__TASK__
Check each line for the string "this", then give only how many lines have it.

Collected data entries
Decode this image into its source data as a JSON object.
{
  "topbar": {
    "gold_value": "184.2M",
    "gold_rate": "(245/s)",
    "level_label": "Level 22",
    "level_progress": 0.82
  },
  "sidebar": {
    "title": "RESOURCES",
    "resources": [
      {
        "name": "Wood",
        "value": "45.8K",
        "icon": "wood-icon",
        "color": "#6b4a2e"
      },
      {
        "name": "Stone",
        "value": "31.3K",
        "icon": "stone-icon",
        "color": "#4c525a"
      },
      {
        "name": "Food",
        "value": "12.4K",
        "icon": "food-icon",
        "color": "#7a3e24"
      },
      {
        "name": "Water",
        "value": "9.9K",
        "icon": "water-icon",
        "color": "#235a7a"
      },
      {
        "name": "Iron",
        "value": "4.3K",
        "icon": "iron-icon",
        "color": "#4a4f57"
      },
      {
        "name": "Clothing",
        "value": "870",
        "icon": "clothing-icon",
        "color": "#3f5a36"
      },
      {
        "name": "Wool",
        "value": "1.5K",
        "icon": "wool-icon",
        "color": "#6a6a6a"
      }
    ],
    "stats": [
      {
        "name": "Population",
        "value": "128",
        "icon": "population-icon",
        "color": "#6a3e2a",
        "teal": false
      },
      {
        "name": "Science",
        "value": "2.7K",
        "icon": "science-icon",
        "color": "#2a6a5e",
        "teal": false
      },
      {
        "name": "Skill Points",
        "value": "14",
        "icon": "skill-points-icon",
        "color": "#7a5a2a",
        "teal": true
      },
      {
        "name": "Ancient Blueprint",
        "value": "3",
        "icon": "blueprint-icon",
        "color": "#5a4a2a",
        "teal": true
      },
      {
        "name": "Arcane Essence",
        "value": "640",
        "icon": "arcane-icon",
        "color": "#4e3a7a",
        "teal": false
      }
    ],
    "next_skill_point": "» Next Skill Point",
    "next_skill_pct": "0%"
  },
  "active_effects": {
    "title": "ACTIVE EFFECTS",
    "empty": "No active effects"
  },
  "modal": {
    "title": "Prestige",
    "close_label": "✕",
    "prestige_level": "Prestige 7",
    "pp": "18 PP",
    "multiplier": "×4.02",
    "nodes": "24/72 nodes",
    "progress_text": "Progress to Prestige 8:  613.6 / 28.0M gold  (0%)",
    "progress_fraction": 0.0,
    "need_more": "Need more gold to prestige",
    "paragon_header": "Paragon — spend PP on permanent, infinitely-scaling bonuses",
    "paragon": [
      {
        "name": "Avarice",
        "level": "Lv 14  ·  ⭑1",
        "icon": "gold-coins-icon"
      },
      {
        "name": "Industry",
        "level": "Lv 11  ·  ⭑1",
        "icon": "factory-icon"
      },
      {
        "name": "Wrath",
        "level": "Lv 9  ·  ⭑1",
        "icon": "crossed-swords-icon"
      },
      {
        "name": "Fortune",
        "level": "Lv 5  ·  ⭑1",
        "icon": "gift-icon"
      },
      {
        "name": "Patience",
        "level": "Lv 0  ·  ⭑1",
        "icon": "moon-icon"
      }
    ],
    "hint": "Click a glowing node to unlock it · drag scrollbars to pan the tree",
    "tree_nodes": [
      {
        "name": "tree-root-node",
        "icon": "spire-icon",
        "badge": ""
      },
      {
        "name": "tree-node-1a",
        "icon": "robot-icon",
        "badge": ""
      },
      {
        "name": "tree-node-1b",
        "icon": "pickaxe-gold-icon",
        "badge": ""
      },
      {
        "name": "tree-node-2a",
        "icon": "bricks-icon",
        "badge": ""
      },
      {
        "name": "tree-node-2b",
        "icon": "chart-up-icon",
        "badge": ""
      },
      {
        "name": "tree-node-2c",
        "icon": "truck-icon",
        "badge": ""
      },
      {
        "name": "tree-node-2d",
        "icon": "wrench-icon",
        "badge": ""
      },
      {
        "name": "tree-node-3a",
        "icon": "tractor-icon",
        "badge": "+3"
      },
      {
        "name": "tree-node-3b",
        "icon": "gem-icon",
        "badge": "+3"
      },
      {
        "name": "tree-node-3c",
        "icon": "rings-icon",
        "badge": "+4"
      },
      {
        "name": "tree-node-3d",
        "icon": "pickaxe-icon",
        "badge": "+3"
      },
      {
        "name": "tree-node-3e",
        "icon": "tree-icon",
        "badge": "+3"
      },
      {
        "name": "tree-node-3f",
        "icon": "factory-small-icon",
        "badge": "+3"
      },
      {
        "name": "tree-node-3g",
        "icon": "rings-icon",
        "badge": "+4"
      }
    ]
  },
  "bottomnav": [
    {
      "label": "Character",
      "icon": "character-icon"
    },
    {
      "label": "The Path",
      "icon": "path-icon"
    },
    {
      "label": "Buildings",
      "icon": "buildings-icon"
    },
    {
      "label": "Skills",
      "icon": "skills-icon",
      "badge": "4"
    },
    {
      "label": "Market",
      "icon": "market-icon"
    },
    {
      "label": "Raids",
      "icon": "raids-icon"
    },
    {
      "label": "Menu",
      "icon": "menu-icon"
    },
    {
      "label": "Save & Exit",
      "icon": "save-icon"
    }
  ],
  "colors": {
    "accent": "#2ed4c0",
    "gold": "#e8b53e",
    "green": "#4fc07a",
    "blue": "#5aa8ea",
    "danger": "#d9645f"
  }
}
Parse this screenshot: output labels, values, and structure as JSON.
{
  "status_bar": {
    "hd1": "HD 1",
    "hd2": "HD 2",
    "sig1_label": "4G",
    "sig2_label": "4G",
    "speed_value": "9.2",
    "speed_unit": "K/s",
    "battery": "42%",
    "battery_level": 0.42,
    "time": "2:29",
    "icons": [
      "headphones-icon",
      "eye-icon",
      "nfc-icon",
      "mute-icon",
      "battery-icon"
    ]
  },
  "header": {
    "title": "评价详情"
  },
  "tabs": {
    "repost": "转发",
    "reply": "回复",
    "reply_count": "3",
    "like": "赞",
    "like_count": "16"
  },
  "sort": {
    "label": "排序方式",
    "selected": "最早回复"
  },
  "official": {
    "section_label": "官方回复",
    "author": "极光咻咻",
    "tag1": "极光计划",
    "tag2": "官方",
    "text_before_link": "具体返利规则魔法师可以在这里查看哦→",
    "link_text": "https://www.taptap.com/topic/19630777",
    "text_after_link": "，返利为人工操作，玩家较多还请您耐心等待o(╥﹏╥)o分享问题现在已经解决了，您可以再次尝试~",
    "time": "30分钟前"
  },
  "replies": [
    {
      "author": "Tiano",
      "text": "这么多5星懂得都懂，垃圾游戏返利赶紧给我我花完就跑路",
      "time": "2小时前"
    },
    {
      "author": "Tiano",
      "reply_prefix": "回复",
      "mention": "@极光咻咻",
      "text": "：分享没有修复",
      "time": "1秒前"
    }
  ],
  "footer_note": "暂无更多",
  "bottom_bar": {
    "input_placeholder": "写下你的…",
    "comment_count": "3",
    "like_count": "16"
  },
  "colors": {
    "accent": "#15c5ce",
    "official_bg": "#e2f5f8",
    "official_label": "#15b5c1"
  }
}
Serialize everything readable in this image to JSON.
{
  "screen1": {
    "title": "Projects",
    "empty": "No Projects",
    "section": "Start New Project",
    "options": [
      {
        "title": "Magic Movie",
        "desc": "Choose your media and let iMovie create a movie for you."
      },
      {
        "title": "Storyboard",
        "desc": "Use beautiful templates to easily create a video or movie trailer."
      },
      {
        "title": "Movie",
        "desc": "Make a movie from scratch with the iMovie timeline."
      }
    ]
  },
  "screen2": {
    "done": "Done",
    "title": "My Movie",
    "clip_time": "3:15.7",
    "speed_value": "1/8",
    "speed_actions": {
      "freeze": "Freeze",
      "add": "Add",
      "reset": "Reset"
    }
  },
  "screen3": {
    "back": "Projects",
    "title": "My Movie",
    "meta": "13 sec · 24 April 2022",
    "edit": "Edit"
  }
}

__TASK OUTPUT__
3